Un challenge assez goûté est le « Super Mario 64 CCC ». Il s'agit de finir Super Mario 64 sans collecter de pièces (Coin), sans utiliser les casquettes de pouvoir (Cap) ou de canon (Cannon).

Il y a de cela quelques années, un joueur américain du nom de Nick Franco popularisa un ensemble de règles et illustra sa progression dans l'aventure par l'intermédiaire d'un webcomics, accessible sur son site personnel. Le nom du challenge vient du pokémon Pifeuil (« Nuzleaf » en anglais), qui a été érigé comme symbole de l'épreuve et qui connaîtra, hélas, une fin tragique comme je l'expliquerai plus bas. Ce pokémon de la troisième génération, sur laquelle fut conduite la première version de l'épreuve, partageait selon Nick Franco une ressemblance avec le philosophe anglais John Locke, ce qui l'invita à baptiser la créature « Nuzlocke » ; le nom depuis resta.
S'il est des variantes au concept, le cœur de celui-ci ne change point. Deux idées principales, notamment, sont immuables : (i) la plus importante, c'est qu'un Pokémon mis K.O., de quelque façon que ce soit, est considéré comme « mort » et ne peut plus être utilisé : il doit donc être relâché. Ensuite (ii) on ne peut attraper que le tout premier pokémon d'une nouvelle zone, quel qu'il soit. Si ce pokémon est battu en combat, on ne peut plus en attraper dans ladite zone.

La ressemblance est effectivement troublante !

Tâche demandée a: Réécrivez en liste JSON de chaînes, une chaîne par ligne et sans les lignes vides, tout ce qui va du début des enregistrements jusqu'à la ligne contenant « controls-caption-line2: zaustavljanje simulatora », celle-ci comprise.

Données extraites:
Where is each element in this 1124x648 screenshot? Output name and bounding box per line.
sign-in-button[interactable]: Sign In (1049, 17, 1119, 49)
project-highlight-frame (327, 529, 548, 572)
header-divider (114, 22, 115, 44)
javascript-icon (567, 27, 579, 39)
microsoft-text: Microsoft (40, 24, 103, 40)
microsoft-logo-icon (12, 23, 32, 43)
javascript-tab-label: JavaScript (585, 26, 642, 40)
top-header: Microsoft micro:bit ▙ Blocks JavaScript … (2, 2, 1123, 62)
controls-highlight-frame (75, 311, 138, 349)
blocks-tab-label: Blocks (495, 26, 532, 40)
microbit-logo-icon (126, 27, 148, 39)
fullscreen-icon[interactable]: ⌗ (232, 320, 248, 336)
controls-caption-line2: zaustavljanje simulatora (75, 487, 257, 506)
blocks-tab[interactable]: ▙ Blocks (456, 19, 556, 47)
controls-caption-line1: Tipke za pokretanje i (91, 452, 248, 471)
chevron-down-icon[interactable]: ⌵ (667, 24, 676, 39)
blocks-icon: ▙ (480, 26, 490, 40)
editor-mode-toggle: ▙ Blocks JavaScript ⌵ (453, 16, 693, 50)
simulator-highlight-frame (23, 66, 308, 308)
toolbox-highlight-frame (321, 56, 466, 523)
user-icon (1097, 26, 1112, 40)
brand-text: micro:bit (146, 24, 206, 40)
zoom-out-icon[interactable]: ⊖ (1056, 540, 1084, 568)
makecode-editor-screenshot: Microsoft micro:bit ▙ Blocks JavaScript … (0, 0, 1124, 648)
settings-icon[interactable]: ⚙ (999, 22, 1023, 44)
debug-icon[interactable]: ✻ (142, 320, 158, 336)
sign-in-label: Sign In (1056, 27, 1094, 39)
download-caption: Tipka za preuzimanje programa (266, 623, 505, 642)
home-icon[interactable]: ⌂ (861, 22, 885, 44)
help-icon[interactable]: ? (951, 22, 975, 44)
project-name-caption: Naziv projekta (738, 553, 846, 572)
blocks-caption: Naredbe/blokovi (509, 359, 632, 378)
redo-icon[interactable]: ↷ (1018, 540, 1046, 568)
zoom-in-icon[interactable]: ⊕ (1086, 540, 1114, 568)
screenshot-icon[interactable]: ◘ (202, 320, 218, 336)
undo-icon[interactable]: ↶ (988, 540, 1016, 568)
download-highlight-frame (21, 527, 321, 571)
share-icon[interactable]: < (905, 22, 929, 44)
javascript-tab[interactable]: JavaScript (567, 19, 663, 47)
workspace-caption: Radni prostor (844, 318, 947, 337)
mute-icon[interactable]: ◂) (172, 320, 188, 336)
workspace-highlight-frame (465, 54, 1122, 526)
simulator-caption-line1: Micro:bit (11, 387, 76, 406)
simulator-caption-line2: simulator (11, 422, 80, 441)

Tâche demandée b: Selon l'extrait sur le challenge Nuzlocke, de quel pokémon le challenge tire-t-il son nom ?

Résultat attendu a:
[
  "Where is each element in this 1124x648 screenshot? Output name and bounding box per line.",
  "sign-in-button[interactable]: Sign In (1049, 17, 1119, 49)",
  "project-highlight-frame (327, 529, 548, 572)",
  "header-divider (114, 22, 115, 44)",
  "javascript-icon (567, 27, 579, 39)",
  "microsoft-text: Microsoft (40, 24, 103, 40)",
  "microsoft-logo-icon (12, 23, 32, 43)",
  "javascript-tab-label: JavaScript (585, 26, 642, 40)",
  "top-header: Microsoft micro:bit ▙ Blocks JavaScript … (2, 2, 1123, 62)",
  "controls-highlight-frame (75, 311, 138, 349)",
  "blocks-tab-label: Blocks (495, 26, 532, 40)",
  "microbit-logo-icon (126, 27, 148, 39)",
  "fullscreen-icon[interactable]: ⌗ (232, 320, 248, 336)",
  "controls-caption-line2: zaustavljanje simulatora (75, 487, 257, 506)"
]

Résultat attendu b: Du pokémon Pifeuil (« Nuzleaf » en anglais).